Enunciado
Convierte en una lista numerada las líneas del material que comienzan en la que contiene "Text: H: H xyxy=(115,96,124,106)" y terminan en la que contiene "Text: O: O xyxy=(166,21,177,34)", ambas incluidas. Omite las líneas en blanco.

──────

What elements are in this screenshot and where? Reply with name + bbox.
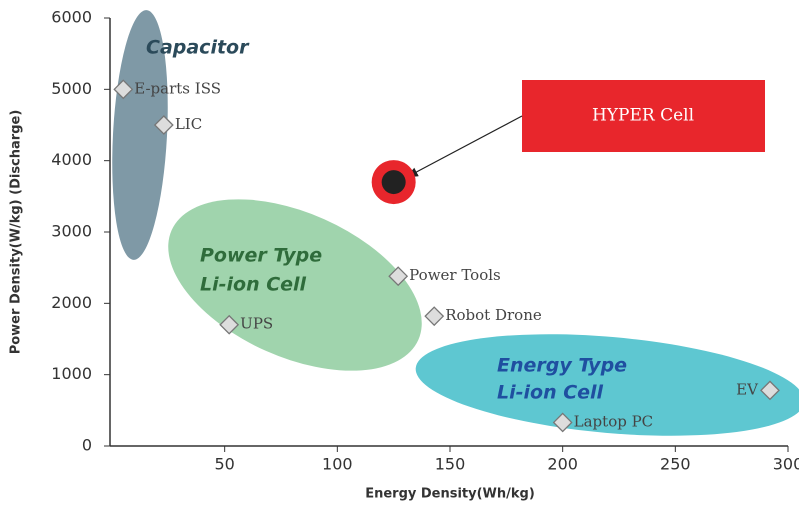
region-label: Li-ion Cell — [200, 274, 307, 296]
callout-box — [522, 80, 765, 152]
point-label: UPS — [240, 315, 273, 333]
point-label: Power Tools — [409, 266, 501, 284]
point-label: EV — [736, 380, 759, 398]
point-label: LIC — [175, 115, 202, 133]
region-label: Power Type — [200, 245, 322, 267]
data-point — [552, 412, 573, 433]
y-tick-label: 4000 — [51, 150, 92, 169]
point-label: E-parts ISS — [134, 79, 221, 97]
data-point — [219, 314, 240, 335]
region-label: Energy Type — [497, 355, 627, 377]
data-point — [153, 115, 174, 135]
highlight-point — [381, 170, 406, 195]
y-axis-title: Power Density(W/kg) (Discharge) — [9, 110, 24, 355]
region-label: Li-ion Cell — [497, 382, 604, 404]
y-tick-label: 1000 — [51, 364, 92, 383]
x-tick-label: 250 — [660, 455, 691, 474]
callout-label: HYPER Cell — [592, 106, 694, 126]
region-label: Capacitor — [146, 37, 250, 59]
x-tick-label: 300 — [773, 455, 799, 474]
data-point — [113, 79, 134, 100]
callout-arrow — [405, 115, 523, 178]
x-tick-label: 100 — [322, 455, 353, 474]
energy-type-region — [415, 334, 799, 436]
y-tick-label: 2000 — [51, 293, 92, 312]
data-point — [760, 380, 780, 401]
x-tick-label: 50 — [214, 455, 234, 474]
data-point — [388, 266, 409, 287]
x-axis-title: Energy Density(Wh/kg) — [365, 487, 535, 502]
capacitor-region — [112, 10, 168, 260]
data-point — [424, 306, 445, 327]
point-label: Robot Drone — [445, 306, 542, 324]
y-tick-label: 3000 — [51, 222, 92, 241]
point-label: Laptop PC — [574, 412, 654, 430]
y-tick-label: 0 — [82, 436, 92, 455]
y-tick-label: 5000 — [51, 79, 92, 98]
x-tick-label: 150 — [435, 455, 466, 474]
x-tick-label: 200 — [547, 455, 578, 474]
y-tick-label: 6000 — [51, 8, 92, 27]
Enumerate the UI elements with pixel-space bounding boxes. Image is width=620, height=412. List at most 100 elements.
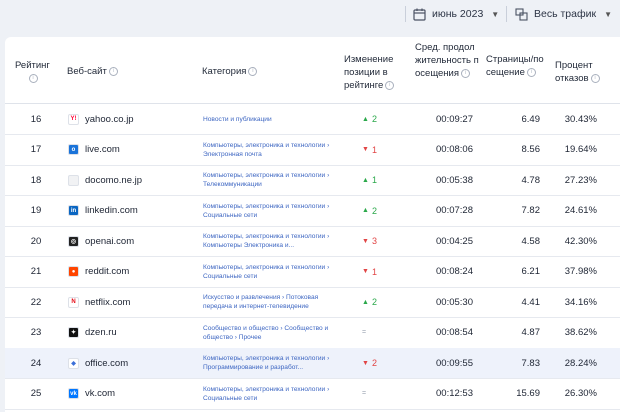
avg-duration: 00:08:06 [436,144,473,155]
header-site[interactable]: Веб-сайт i [67,65,118,78]
header-bounce[interactable]: Процент отказов i [555,59,607,85]
info-icon[interactable]: i [108,66,118,76]
header-bounce-label: Процент отказов [555,60,593,84]
filter-bar: июнь 2023 ▼ Весь трафик ▼ [0,0,620,30]
category-link[interactable]: Новости и публикации [203,104,333,134]
site-link[interactable]: in linkedin.com [68,196,138,226]
rank-value: 18 [30,174,42,186]
site-favicon-icon: ◆ [68,357,79,369]
category-text: Компьютеры, электроника и технологии › П… [203,355,330,371]
bounce-rate: 34.16% [564,296,597,308]
site-favicon-icon [68,174,79,186]
table-row[interactable]: 21 ● reddit.com Компьютеры, электроника и т… [5,257,620,288]
arrow-down-icon: ▼ [362,359,369,367]
rank-change: ▼ 3 [362,226,377,256]
change-value: = [362,329,367,336]
header-category-label: Категория [202,66,247,77]
rank-change: = [362,379,366,409]
avg-duration: 00:05:30 [436,296,473,308]
info-icon[interactable]: i [526,67,536,77]
table-row[interactable]: 20 ◎ openai.com Компьютеры, электроника и т… [5,226,620,257]
site-name: live.com [85,144,120,155]
site-name: dzen.ru [85,327,117,338]
table-header: Рейтинг i Веб-сайт i Категория i Изменение… [5,37,620,104]
traffic-selector[interactable]: Весь трафик ▼ [515,6,612,22]
info-icon[interactable]: i [385,80,395,90]
avg-duration: 00:08:54 [436,327,473,338]
site-name: reddit.com [85,266,130,277]
category-link[interactable]: Компьютеры, электроника и технологии › С… [203,379,333,409]
site-favicon-icon: ✦ [68,327,79,338]
site-favicon-icon: ◎ [68,235,79,247]
date-selector[interactable]: июнь 2023 ▼ [413,6,499,22]
category-link[interactable]: Компьютеры, электроника и технологии › С… [203,257,333,287]
arrow-up-icon: ▲ [362,298,369,306]
table-row[interactable]: 25 vk vk.com Компьютеры, электроника и техн… [5,379,620,410]
site-link[interactable]: ✦ dzen.ru [68,318,117,348]
arrow-up-icon: ▲ [362,207,369,214]
category-text: Компьютеры, электроника и технологии › С… [203,385,330,402]
site-link[interactable]: ◎ openai.com [68,226,134,256]
calendar-icon [413,8,426,21]
category-text: Новости и публикации [203,115,272,123]
site-link[interactable]: ◆ office.com [68,348,128,378]
table-row[interactable]: 16 Y! yahoo.co.jp Новости и публикации ▲ 2 00:… [5,104,620,135]
table-row[interactable]: 19 in linkedin.com Компьютеры, электроника … [5,196,620,227]
header-change-label: Изменение позиции в рейтинге [344,54,394,91]
bounce-rate: 19.64% [564,144,597,155]
date-value: июнь 2023 [432,8,484,20]
header-change[interactable]: Изменение позиции в рейтинге i [344,53,410,92]
category-link[interactable]: Искусство и развлечения › Потоковая пере… [203,287,333,317]
site-link[interactable]: ● reddit.com [68,257,129,287]
header-site-label: Веб-сайт [67,66,107,77]
table-row[interactable]: 23 ✦ dzen.ru Сообщество и общество › Сообще… [5,318,620,349]
site-link[interactable]: docomo.ne.jp [68,165,142,195]
info-icon[interactable]: i [461,68,471,78]
pages-per-visit: 4.87 [521,327,541,338]
category-link[interactable]: Компьютеры, электроника и технологии › Э… [203,135,333,165]
rank-change: ▲ 1 [362,165,377,195]
rank-value: 24 [30,357,42,369]
header-category[interactable]: Категория i [202,65,258,78]
info-icon[interactable]: i [248,66,258,76]
arrow-down-icon: ▼ [362,237,369,245]
rank-change: ▼ 1 [362,257,377,287]
header-pages[interactable]: Страницы/посещение i [486,53,544,79]
category-link[interactable]: Компьютеры, электроника и технологии › Т… [203,165,333,195]
site-name: linkedin.com [85,205,138,216]
info-icon[interactable]: i [28,73,38,83]
table-row[interactable]: 24 ◆ office.com Компьютеры, электроника и т… [5,348,620,379]
site-link[interactable]: Y! yahoo.co.jp [68,104,134,134]
category-link[interactable]: Компьютеры, электроника и технологии › П… [203,348,333,378]
bounce-rate: 30.43% [564,113,597,125]
rank-change: ▼ 1 [362,135,377,165]
category-link[interactable]: Компьютеры, электроника и технологии › С… [203,196,333,226]
header-rank-label: Рейтинг [15,60,50,71]
category-link[interactable]: Компьютеры, электроника и технологии › К… [203,226,333,256]
site-link[interactable]: o live.com [68,135,120,165]
table-row[interactable]: 18 docomo.ne.jp Компьютеры, электроника и … [5,165,620,196]
rank-change: ▲ 2 [362,104,377,134]
arrow-up-icon: ▲ [362,115,369,123]
site-name: office.com [85,357,129,369]
header-rank[interactable]: Рейтинг i [15,59,50,85]
change-value: 1 [371,266,377,277]
header-duration[interactable]: Сред. продолжительность посещения i [415,41,481,80]
bounce-rate: 27.23% [564,174,597,186]
bounce-rate: 26.30% [564,388,597,399]
rank-change: ▼ 2 [362,348,377,378]
category-text: Компьютеры, электроника и технологии › С… [203,202,330,219]
arrow-down-icon: ▼ [362,268,369,275]
site-link[interactable]: vk vk.com [68,379,115,409]
pages-per-visit: 7.82 [521,205,541,216]
table-row[interactable]: 17 o live.com Компьютеры, электроника и тех… [5,135,620,166]
category-link[interactable]: Сообщество и общество › Сообщество и общ… [203,318,333,348]
change-value: 2 [371,358,377,368]
info-icon[interactable]: i [590,73,600,83]
bounce-rate: 37.98% [564,266,597,277]
chevron-down-icon: ▼ [604,9,612,19]
category-text: Компьютеры, электроника и технологии › К… [203,233,330,249]
header-duration-label: Сред. продолжительность посещения [415,42,479,79]
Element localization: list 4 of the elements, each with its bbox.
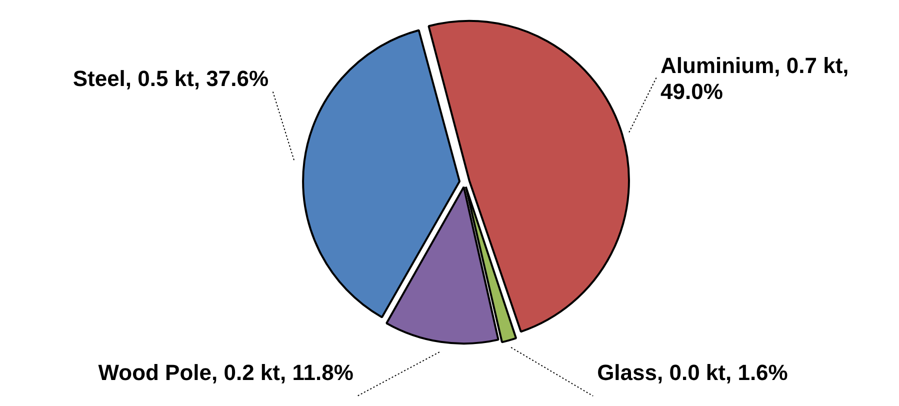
slice-label: Glass, 0.0 kt, 1.6% xyxy=(597,360,788,386)
slice-label: Aluminium, 0.7 kt, 49.0% xyxy=(660,53,849,104)
slice-label: Steel, 0.5 kt, 37.6% xyxy=(72,66,269,92)
slice-label: Wood Pole, 0.2 kt, 11.8% xyxy=(98,360,354,386)
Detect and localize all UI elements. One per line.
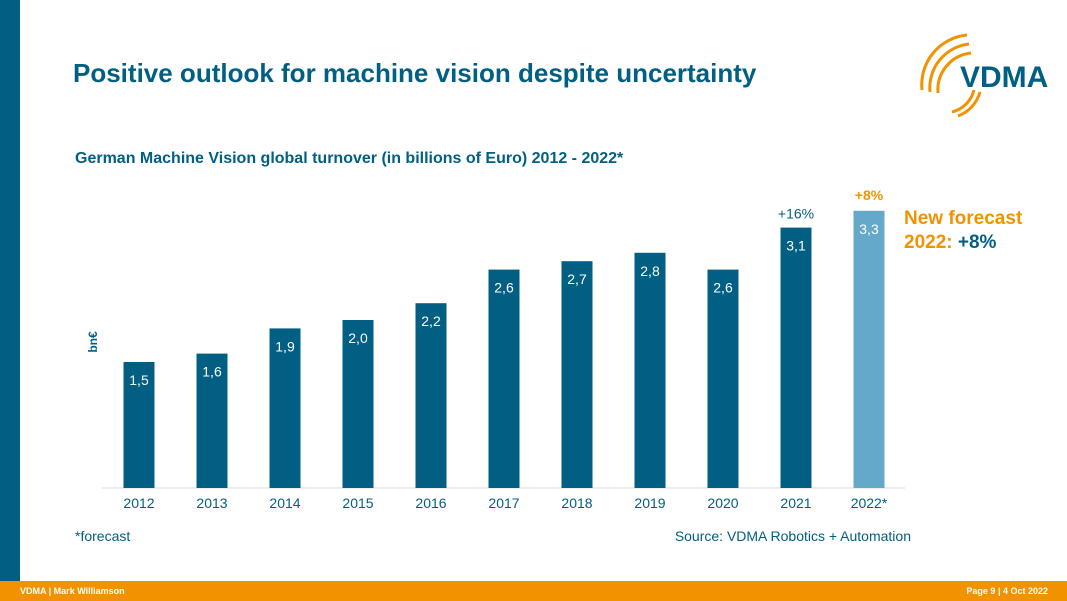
vdma-logo: VDMA <box>912 30 1052 125</box>
y-axis-label: bn€ <box>86 331 100 353</box>
x-tick-label: 2018 <box>561 495 592 511</box>
bar-2015 <box>342 320 374 488</box>
footer-page-date: Page 9 | 4 Oct 2022 <box>966 586 1048 596</box>
x-tick-label: 2013 <box>196 495 227 511</box>
x-tick-label: 2019 <box>634 495 665 511</box>
chart-title: German Machine Vision global turnover (i… <box>75 150 624 167</box>
data-label: 2,0 <box>348 330 368 346</box>
x-tick-label: 2020 <box>707 495 738 511</box>
bar-2018 <box>561 261 593 488</box>
data-label: 1,5 <box>129 372 149 388</box>
bar-2014 <box>269 328 301 488</box>
data-label: 2,6 <box>713 280 733 296</box>
left-accent-bar <box>0 0 20 581</box>
data-label: 2,8 <box>640 263 660 279</box>
data-label: 3,3 <box>859 221 879 237</box>
x-tick-label: 2022* <box>851 495 888 511</box>
data-label: 3,1 <box>786 238 806 254</box>
bar-2013 <box>196 353 228 488</box>
page-title: Positive outlook for machine vision desp… <box>73 58 757 88</box>
x-tick-label: 2012 <box>123 495 154 511</box>
svg-text:VDMA: VDMA <box>960 61 1048 94</box>
data-label: 2,6 <box>494 280 514 296</box>
forecast-label: New forecast <box>904 208 1023 229</box>
x-tick-label: 2014 <box>269 495 300 511</box>
forecast-callout: New forecast 2022: +8% <box>904 207 1022 255</box>
x-tick-label: 2021 <box>780 495 811 511</box>
data-label: 1,9 <box>275 338 295 354</box>
footer-bar: VDMA | Mark Williamson Page 9 | 4 Oct 20… <box>0 581 1067 601</box>
x-tick-label: 2017 <box>488 495 519 511</box>
data-label: 2,2 <box>421 313 441 329</box>
bar-2017 <box>488 269 520 488</box>
data-label: 2,7 <box>567 271 587 287</box>
footnote: *forecast <box>75 528 131 544</box>
growth-annotation: +16% <box>778 206 814 222</box>
bar-2019 <box>634 252 666 488</box>
growth-annotation: +8% <box>855 187 884 203</box>
bar-2016 <box>415 303 447 488</box>
bar-2012 <box>123 362 155 488</box>
source-note: Source: VDMA Robotics + Automation <box>674 528 911 544</box>
bar-2021 <box>780 227 812 488</box>
x-tick-label: 2015 <box>342 495 373 511</box>
forecast-year: 2022: <box>904 232 953 253</box>
bar-2020 <box>707 269 739 488</box>
forecast-value: +8% <box>957 232 997 253</box>
footer-author: VDMA | Mark Williamson <box>20 586 125 596</box>
bar-2022* <box>853 210 885 489</box>
x-tick-label: 2016 <box>415 495 446 511</box>
data-label: 1,6 <box>202 364 222 380</box>
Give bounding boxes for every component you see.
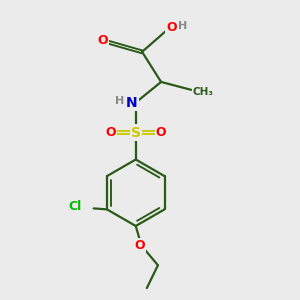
Text: H: H xyxy=(115,96,124,106)
Text: O: O xyxy=(98,34,109,47)
Text: O: O xyxy=(105,126,116,139)
Text: H: H xyxy=(178,21,187,31)
Text: CH₃: CH₃ xyxy=(193,87,214,98)
Text: O: O xyxy=(135,239,145,252)
Text: O: O xyxy=(156,126,167,139)
Text: S: S xyxy=(131,126,141,140)
Text: N: N xyxy=(126,95,138,110)
Text: Cl: Cl xyxy=(69,200,82,213)
Text: O: O xyxy=(166,21,177,34)
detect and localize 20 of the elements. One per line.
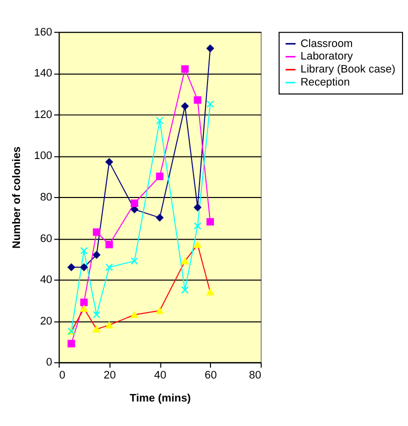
y-tick-label: 0 [46, 356, 52, 369]
y-tick-label: 100 [34, 150, 52, 162]
x-tick-label: 40 [154, 370, 166, 382]
legend-label: Laboratory [300, 50, 354, 63]
legend-label: Reception [300, 76, 350, 89]
y-axis-title: Number of colonies [11, 146, 24, 249]
y-tick-label: 140 [34, 68, 52, 80]
x-axis-title: Time (mins) [130, 392, 192, 405]
x-tick-label: 60 [204, 370, 217, 382]
x-tick-label: 20 [104, 370, 116, 382]
x-tick-label: 80 [249, 370, 262, 382]
legend-label: Classroom [300, 38, 353, 50]
x-tick-label: 0 [59, 370, 66, 382]
y-tick-label: 40 [40, 274, 52, 286]
y-tick-label: 160 [34, 26, 52, 38]
y-tick-label: 20 [40, 315, 52, 328]
y-tick-label: 120 [34, 108, 52, 121]
y-tick-label: 60 [40, 232, 52, 245]
legend-label: Library (Book case) [300, 64, 396, 76]
y-tick-label: 80 [40, 192, 52, 204]
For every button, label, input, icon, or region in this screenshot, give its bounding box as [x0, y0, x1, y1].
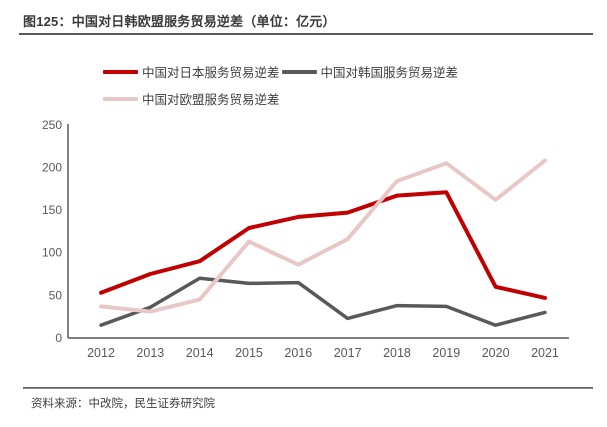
legend-swatch-japan [103, 69, 138, 74]
source-note: 资料来源：中改院，民生证券研究院 [31, 398, 215, 410]
legend-row-2: 中国对欧盟服务贸易逆差 [103, 85, 460, 112]
legend-swatch-korea [281, 69, 317, 74]
x-tick-label: 2019 [432, 346, 460, 360]
x-tick-label: 2012 [87, 346, 115, 360]
x-tick-label: 2014 [186, 346, 214, 360]
series-line-japan [99, 190, 547, 300]
y-tick-label: 200 [42, 160, 62, 174]
series-line-eu [99, 158, 547, 314]
x-tick-label: 2013 [136, 346, 164, 360]
chart-legend: 中国对日本服务贸易逆差 中国对韩国服务贸易逆差 中国对欧盟服务贸易逆差 [103, 58, 460, 112]
y-tick-label: 0 [55, 331, 62, 345]
figure-title: 图125：中国对日韩欧盟服务贸易逆差（单位：亿元） [23, 14, 336, 29]
x-tick-label: 2021 [531, 346, 559, 360]
title-underline [19, 33, 593, 35]
legend-swatch-eu [103, 96, 138, 101]
y-tick-label: 150 [42, 203, 62, 217]
series-line-korea [99, 276, 547, 327]
footer-rule [23, 387, 593, 389]
legend-row-1: 中国对日本服务贸易逆差 中国对韩国服务贸易逆差 [103, 58, 460, 85]
x-tick-label: 2017 [334, 346, 362, 360]
y-tick-label: 50 [49, 288, 63, 302]
y-tick-label: 250 [42, 118, 62, 132]
legend-label-korea: 中国对韩国服务贸易逆差 [320, 66, 459, 80]
legend-label-japan: 中国对日本服务贸易逆差 [142, 66, 280, 80]
x-tick-label: 2020 [482, 346, 510, 360]
x-tick-label: 2016 [284, 346, 312, 360]
x-tick-label: 2015 [235, 346, 263, 360]
x-tick-label: 2018 [383, 346, 411, 360]
legend-label-eu: 中国对欧盟服务贸易逆差 [142, 93, 280, 107]
y-tick-label: 100 [42, 246, 62, 260]
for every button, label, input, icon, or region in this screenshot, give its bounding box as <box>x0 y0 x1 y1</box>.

──────

Resultado
1. Text: H: H xyxy=(115,96,124,106)
2. Text: O: O xyxy=(98,34,109,47)
3. Text: O: O xyxy=(105,126,116,139)
4. Text: H: H xyxy=(178,21,187,31)
5. Text: CH₃: CH₃ xyxy=(193,87,214,98)
6. Text: O: O xyxy=(135,239,145,252)
7. Text: O: O xyxy=(156,126,167,139)
8. Text: S: S xyxy=(131,126,141,140)
9. Text: N: N xyxy=(126,95,138,110)
10. Text: Cl: Cl xyxy=(69,200,82,213)
11. Text: O: O xyxy=(166,21,177,34)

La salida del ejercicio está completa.